Given exercise 1: Write out the records from their first line through the line that contains "x-axis-label: Time (s)", with both of those lines included and every character unchanged.
########
# rufus bloodline?



## twitchf4i (Jan 22, 2010)

can someone plz school me on the rufus line


----------



## SECD (Jan 17, 2011)

ONLINE PEDIGREES :: [379] :: HAMMONDS' RUFUS
If this is the dog/line you speak of ask anything you like! He produced one of my favorites of all time SNORT AKA PIG


----------



## william williamson (Feb 26, 2006)

and snort went to some castro lines.and several others.


----------



## SECD (Jan 17, 2011)

Show me a ped or two of what you are talking about please.


----------



## william williamson (Feb 26, 2006)

click the ped you posted,then click offspring at the top of the page.
scroll down to hammonds snort AKA pig,click it.
then click it and then click hammonds park son ROM.
theirs alot of dogs,and castro's domino 5XW.
some thourough dogs from down the line.
I love readin peds.never had them on computer.
back in the day, we would look forward to when folks would travel A dog drivin and bring their yards peds with them
we would read them for weekends on end.
it was the way it was back then.
########
Given exercise 2: In the rufus bloodline thread, what other name is given for SNORT?
########
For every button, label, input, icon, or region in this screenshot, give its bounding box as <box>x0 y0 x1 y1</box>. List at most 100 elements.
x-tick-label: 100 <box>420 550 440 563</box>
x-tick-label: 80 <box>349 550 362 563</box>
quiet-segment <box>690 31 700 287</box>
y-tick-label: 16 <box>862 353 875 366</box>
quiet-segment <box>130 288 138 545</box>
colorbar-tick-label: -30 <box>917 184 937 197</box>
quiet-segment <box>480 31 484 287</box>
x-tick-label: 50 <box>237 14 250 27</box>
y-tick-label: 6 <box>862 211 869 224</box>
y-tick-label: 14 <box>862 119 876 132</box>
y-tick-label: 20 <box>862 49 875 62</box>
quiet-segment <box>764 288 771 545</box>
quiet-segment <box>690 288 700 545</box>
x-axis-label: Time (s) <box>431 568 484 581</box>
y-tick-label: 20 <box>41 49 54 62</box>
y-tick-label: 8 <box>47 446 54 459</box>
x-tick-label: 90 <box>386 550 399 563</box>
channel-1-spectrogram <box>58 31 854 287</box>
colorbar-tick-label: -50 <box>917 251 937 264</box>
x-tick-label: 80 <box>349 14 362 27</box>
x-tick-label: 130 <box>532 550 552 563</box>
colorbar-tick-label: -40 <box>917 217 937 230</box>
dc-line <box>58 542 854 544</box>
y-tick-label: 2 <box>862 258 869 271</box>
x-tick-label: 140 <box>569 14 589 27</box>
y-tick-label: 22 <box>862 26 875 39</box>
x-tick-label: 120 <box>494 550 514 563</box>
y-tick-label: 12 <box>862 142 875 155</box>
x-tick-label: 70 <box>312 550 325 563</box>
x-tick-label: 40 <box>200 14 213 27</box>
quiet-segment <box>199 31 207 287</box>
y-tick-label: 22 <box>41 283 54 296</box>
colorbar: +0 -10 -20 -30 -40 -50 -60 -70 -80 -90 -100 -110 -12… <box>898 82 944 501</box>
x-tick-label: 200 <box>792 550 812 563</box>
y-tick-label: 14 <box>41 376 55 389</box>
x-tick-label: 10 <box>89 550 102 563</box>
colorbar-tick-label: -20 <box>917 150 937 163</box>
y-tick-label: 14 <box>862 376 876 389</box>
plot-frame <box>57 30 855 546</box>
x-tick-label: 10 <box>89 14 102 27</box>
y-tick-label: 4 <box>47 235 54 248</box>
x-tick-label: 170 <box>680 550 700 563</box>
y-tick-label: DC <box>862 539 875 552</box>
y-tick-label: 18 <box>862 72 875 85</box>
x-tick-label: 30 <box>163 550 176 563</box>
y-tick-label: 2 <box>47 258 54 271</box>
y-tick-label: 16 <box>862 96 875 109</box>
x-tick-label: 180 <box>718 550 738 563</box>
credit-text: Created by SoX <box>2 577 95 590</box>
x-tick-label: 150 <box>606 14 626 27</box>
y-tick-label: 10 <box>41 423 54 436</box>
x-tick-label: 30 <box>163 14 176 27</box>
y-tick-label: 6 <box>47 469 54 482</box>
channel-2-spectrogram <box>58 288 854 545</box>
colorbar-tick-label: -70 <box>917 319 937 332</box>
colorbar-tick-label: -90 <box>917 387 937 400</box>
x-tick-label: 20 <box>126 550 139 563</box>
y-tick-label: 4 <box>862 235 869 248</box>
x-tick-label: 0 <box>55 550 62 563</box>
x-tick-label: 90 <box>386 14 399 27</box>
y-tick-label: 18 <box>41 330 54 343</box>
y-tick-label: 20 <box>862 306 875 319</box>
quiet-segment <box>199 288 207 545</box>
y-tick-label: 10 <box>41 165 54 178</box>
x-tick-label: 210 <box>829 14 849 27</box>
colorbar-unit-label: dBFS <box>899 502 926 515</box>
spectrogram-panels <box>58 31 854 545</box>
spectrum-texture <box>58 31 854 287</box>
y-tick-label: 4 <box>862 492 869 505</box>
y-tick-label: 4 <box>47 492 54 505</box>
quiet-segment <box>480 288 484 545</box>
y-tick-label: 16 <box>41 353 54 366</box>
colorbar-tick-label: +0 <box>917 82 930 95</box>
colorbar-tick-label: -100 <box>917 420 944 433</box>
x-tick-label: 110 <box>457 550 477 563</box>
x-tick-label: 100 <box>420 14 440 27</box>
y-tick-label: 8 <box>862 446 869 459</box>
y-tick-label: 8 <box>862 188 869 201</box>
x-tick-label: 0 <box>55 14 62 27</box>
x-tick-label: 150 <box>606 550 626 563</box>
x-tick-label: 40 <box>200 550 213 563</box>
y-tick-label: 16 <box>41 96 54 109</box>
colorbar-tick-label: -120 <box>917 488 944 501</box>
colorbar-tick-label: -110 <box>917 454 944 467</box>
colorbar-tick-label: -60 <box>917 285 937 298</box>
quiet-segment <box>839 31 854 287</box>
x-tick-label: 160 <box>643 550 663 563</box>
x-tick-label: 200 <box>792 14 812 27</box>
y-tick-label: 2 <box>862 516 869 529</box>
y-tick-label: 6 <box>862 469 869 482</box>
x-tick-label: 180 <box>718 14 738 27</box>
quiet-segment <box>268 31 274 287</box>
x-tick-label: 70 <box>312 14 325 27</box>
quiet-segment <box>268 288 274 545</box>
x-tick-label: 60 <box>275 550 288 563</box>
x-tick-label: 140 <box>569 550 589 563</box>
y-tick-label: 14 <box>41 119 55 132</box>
########
Response 1:
For every button, label, input, icon, or region in this screenshot, give its bounding box as <box>x0 y0 x1 y1</box>. List at most 100 elements.
x-tick-label: 100 <box>420 550 440 563</box>
x-tick-label: 80 <box>349 550 362 563</box>
quiet-segment <box>690 31 700 287</box>
y-tick-label: 16 <box>862 353 875 366</box>
quiet-segment <box>130 288 138 545</box>
colorbar-tick-label: -30 <box>917 184 937 197</box>
quiet-segment <box>480 31 484 287</box>
x-tick-label: 50 <box>237 14 250 27</box>
y-tick-label: 6 <box>862 211 869 224</box>
y-tick-label: 14 <box>862 119 876 132</box>
y-tick-label: 20 <box>862 49 875 62</box>
quiet-segment <box>764 288 771 545</box>
quiet-segment <box>690 288 700 545</box>
x-axis-label: Time (s) <box>431 568 484 581</box>

Response 2: PIG